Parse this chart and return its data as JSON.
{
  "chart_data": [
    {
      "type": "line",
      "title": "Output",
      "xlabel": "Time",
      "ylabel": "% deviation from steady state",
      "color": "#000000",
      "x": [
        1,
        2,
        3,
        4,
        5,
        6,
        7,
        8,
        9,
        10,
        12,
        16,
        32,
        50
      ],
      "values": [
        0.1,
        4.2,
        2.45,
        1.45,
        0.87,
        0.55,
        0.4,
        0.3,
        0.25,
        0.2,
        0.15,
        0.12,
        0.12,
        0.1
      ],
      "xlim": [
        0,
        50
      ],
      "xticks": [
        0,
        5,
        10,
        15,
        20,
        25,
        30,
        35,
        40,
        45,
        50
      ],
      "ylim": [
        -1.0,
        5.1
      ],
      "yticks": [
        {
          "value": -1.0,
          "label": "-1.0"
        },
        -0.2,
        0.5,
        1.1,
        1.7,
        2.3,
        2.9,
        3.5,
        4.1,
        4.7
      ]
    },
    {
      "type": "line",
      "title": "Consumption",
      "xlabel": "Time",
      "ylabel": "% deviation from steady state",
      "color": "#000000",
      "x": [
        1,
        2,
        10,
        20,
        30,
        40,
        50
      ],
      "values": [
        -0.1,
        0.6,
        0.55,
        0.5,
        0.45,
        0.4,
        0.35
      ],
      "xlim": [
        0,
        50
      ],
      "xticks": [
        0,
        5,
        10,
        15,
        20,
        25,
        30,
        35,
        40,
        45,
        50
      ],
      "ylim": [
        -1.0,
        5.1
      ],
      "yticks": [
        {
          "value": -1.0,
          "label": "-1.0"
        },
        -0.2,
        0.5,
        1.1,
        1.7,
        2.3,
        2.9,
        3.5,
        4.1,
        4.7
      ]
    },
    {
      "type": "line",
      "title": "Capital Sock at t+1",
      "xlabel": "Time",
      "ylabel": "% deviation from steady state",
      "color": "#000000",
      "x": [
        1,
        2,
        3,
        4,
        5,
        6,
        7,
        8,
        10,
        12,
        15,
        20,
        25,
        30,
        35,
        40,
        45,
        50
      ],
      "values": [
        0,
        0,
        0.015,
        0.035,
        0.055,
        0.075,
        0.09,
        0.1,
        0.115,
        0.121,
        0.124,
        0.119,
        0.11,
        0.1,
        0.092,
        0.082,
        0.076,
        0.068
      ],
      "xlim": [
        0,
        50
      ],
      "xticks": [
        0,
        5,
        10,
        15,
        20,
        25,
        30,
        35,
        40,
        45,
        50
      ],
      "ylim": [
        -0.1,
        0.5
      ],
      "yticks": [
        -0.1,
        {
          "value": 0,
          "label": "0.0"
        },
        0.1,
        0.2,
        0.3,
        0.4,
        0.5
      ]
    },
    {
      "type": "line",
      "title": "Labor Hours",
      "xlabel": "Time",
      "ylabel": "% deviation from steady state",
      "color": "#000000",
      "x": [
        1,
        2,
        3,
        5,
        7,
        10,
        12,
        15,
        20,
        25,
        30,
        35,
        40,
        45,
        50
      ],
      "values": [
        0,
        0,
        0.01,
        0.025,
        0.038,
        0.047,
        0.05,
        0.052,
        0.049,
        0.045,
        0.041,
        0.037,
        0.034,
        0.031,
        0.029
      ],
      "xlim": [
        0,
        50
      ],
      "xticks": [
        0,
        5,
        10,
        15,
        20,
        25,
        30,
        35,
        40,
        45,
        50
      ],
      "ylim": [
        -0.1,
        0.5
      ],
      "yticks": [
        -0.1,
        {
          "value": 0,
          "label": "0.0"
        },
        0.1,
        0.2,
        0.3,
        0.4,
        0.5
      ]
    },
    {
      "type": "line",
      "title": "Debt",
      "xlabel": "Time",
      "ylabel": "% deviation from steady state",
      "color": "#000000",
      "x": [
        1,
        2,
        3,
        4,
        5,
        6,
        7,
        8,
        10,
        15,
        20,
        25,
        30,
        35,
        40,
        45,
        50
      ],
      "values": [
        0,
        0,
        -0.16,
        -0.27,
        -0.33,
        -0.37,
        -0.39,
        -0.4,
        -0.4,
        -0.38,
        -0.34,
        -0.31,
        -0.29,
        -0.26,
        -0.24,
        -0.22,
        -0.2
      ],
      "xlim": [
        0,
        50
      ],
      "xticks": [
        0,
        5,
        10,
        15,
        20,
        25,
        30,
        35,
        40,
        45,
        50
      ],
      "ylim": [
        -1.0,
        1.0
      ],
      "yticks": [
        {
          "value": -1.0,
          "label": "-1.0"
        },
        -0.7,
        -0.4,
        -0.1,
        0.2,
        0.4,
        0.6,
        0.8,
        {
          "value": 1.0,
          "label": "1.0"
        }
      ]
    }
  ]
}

* * * * *

- _Request_
All the entries above need to be reproduced exactly.

- _Solution to this problem_
Parse this chart and return its data as JSON.
{
  "chart_data": [
    {
      "type": "line",
      "title": "Output",
      "xlabel": "Time",
      "ylabel": "% deviation from steady state",
      "color": "#000000",
      "x": [
        1,
        2,
        3,
        4,
        5,
        6,
        7,
        8,
        9,
        10,
        12,
        16,
        32,
        50
      ],
      "values": [
        0.1,
        4.2,
        2.45,
        1.45,
        0.87,
        0.55,
        0.4,
        0.3,
        0.25,
        0.2,
        0.15,
        0.12,
        0.12,
        0.1
      ],
      "xlim": [
        0,
        50
      ],
      "xticks": [
        0,
        5,
        10,
        15,
        20,
        25,
        30,
        35,
        40,
        45,
        50
      ],
      "ylim": [
        -1.0,
        5.1
      ],
      "yticks": [
        {
          "value": -1.0,
          "label": "-1.0"
        },
        -0.2,
        0.5,
        1.1,
        1.7,
        2.3,
        2.9,
        3.5,
        4.1,
        4.7
      ]
    },
    {
      "type": "line",
      "title": "Consumption",
      "xlabel": "Time",
      "ylabel": "% deviation from steady state",
      "color": "#000000",
      "x": [
        1,
        2,
        10,
        20,
        30,
        40,
        50
      ],
      "values": [
        -0.1,
        0.6,
        0.55,
        0.5,
        0.45,
        0.4,
        0.35
      ],
      "xlim": [
        0,
        50
      ],
      "xticks": [
        0,
        5,
        10,
        15,
        20,
        25,
        30,
        35,
        40,
        45,
        50
      ],
      "ylim": [
        -1.0,
        5.1
      ],
      "yticks": [
        {
          "value": -1.0,
          "label": "-1.0"
        },
        -0.2,
        0.5,
        1.1,
        1.7,
        2.3,
        2.9,
        3.5,
        4.1,
        4.7
      ]
    },
    {
      "type": "line",
      "title": "Capital Sock at t+1",
      "xlabel": "Time",
      "ylabel": "% deviation from steady state",
      "color": "#000000",
      "x": [
        1,
        2,
        3,
        4,
        5,
        6,
        7,
        8,
        10,
        12,
        15,
        20,
        25,
        30,
        35,
        40,
        45,
        50
      ],
      "values": [
        0,
        0,
        0.015,
        0.035,
        0.055,
        0.075,
        0.09,
        0.1,
        0.115,
        0.121,
        0.124,
        0.119,
        0.11,
        0.1,
        0.092,
        0.082,
        0.076,
        0.068
      ],
      "xlim": [
        0,
        50
      ],
      "xticks": [
        0,
        5,
        10,
        15,
        20,
        25,
        30,
        35,
        40,
        45,
        50
      ],
      "ylim": [
        -0.1,
        0.5
      ],
      "yticks": [
        -0.1,
        {
          "value": 0,
          "label": "0.0"
        },
        0.1,
        0.2,
        0.3,
        0.4,
        0.5
      ]
    },
    {
      "type": "line",
      "title": "Labor Hours",
      "xlabel": "Time",
      "ylabel": "% deviation from steady state",
      "color": "#000000",
      "x": [
        1,
        2,
        3,
        5,
        7,
        10,
        12,
        15,
        20,
        25,
        30,
        35,
        40,
        45,
        50
      ],
      "values": [
        0,
        0,
        0.01,
        0.025,
        0.038,
        0.047,
        0.05,
        0.052,
        0.049,
        0.045,
        0.041,
        0.037,
        0.034,
        0.031,
        0.029
      ],
      "xlim": [
        0,
        50
      ],
      "xticks": [
        0,
        5,
        10,
        15,
        20,
        25,
        30,
        35,
        40,
        45,
        50
      ],
      "ylim": [
        -0.1,
        0.5
      ],
      "yticks": [
        -0.1,
        {
          "value": 0,
          "label": "0.0"
        },
        0.1,
        0.2,
        0.3,
        0.4,
        0.5
      ]
    },
    {
      "type": "line",
      "title": "Debt",
      "xlabel": "Time",
      "ylabel": "% deviation from steady state",
      "color": "#000000",
      "x": [
        1,
        2,
        3,
        4,
        5,
        6,
        7,
        8,
        10,
        15,
        20,
        25,
        30,
        35,
        40,
        45,
        50
      ],
      "values": [
        0,
        0,
        -0.16,
        -0.27,
        -0.33,
        -0.37,
        -0.39,
        -0.4,
        -0.4,
        -0.38,
        -0.34,
        -0.31,
        -0.29,
        -0.26,
        -0.24,
        -0.22,
        -0.2
      ],
      "xlim": [
        0,
        50
      ],
      "xticks": [
        0,
        5,
        10,
        15,
        20,
        25,
        30,
        35,
        40,
        45,
        50
      ],
      "ylim": [
        -1.0,
        1.0
      ],
      "yticks": [
        {
          "value": -1.0,
          "label": "-1.0"
        },
        -0.7,
        -0.4,
        -0.1,
        0.2,
        0.4,
        0.6,
        0.8,
        {
          "value": 1.0,
          "label": "1.0"
        }
      ]
    }
  ]
}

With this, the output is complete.